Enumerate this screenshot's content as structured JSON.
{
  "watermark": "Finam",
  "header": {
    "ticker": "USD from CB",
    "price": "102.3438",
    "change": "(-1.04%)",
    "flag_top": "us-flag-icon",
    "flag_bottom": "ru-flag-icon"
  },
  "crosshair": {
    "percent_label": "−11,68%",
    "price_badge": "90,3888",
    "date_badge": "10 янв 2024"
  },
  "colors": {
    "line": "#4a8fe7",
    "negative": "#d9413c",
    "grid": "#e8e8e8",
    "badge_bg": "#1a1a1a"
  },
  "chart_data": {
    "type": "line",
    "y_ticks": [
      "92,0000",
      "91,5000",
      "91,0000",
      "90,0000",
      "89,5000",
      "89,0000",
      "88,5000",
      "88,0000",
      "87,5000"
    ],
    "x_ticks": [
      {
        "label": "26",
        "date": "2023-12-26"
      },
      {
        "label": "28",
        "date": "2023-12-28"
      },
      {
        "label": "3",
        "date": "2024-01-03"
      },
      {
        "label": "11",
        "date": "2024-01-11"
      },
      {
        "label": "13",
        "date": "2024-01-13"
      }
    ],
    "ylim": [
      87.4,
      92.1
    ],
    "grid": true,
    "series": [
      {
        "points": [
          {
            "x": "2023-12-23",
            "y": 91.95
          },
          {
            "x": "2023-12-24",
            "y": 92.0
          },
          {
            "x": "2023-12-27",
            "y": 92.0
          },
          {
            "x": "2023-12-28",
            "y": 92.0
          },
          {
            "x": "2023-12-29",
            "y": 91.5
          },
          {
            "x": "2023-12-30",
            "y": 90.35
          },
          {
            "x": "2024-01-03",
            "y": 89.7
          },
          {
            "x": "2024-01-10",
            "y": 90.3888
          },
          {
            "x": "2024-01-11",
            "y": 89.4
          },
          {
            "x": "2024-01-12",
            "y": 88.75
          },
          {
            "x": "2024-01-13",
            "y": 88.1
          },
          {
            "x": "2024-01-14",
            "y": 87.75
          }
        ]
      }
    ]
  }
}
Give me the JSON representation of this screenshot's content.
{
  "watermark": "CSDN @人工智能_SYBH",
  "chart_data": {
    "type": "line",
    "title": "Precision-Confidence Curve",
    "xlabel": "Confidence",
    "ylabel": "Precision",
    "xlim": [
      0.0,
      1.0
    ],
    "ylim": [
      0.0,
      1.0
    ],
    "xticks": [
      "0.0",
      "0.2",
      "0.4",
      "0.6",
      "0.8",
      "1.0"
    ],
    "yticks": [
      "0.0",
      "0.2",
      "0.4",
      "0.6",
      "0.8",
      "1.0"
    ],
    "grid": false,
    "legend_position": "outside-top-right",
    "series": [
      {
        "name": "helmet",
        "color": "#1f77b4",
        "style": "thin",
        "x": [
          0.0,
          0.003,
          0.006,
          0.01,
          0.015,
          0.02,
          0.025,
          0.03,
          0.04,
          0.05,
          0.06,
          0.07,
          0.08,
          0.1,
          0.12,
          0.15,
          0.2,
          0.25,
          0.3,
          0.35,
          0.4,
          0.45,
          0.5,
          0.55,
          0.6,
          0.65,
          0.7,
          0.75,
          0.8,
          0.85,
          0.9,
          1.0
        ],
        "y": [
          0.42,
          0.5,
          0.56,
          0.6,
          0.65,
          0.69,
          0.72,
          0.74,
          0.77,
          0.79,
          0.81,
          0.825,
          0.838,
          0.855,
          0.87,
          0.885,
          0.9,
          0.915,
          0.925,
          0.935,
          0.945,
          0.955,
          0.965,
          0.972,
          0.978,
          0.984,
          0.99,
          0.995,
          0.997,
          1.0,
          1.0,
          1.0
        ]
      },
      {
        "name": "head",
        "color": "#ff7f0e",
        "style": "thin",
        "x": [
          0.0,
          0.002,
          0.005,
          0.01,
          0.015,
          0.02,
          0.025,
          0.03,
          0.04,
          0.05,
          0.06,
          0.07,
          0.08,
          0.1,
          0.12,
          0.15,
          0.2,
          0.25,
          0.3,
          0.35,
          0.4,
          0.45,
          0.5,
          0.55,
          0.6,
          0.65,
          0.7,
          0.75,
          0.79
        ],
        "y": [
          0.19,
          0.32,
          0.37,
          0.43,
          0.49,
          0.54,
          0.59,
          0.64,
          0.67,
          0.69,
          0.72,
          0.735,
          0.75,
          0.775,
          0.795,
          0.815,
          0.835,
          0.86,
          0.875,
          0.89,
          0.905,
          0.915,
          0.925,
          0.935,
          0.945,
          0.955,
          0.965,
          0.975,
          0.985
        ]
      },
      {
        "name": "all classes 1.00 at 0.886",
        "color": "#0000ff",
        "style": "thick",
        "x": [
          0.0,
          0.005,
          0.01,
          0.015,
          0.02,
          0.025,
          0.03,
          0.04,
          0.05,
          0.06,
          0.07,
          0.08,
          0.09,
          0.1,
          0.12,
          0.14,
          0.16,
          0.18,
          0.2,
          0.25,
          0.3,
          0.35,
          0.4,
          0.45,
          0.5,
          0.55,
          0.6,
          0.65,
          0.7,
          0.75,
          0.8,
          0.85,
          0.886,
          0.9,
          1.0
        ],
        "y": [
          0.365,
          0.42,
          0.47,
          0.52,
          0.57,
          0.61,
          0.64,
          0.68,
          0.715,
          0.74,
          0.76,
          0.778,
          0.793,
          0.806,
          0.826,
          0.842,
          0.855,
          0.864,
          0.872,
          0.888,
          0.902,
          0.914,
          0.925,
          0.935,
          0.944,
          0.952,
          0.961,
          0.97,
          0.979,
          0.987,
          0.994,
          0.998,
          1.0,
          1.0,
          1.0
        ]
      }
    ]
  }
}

+++

Report only how many lines in the records contain the word "JSON".

### SOLVED PROBLEM
2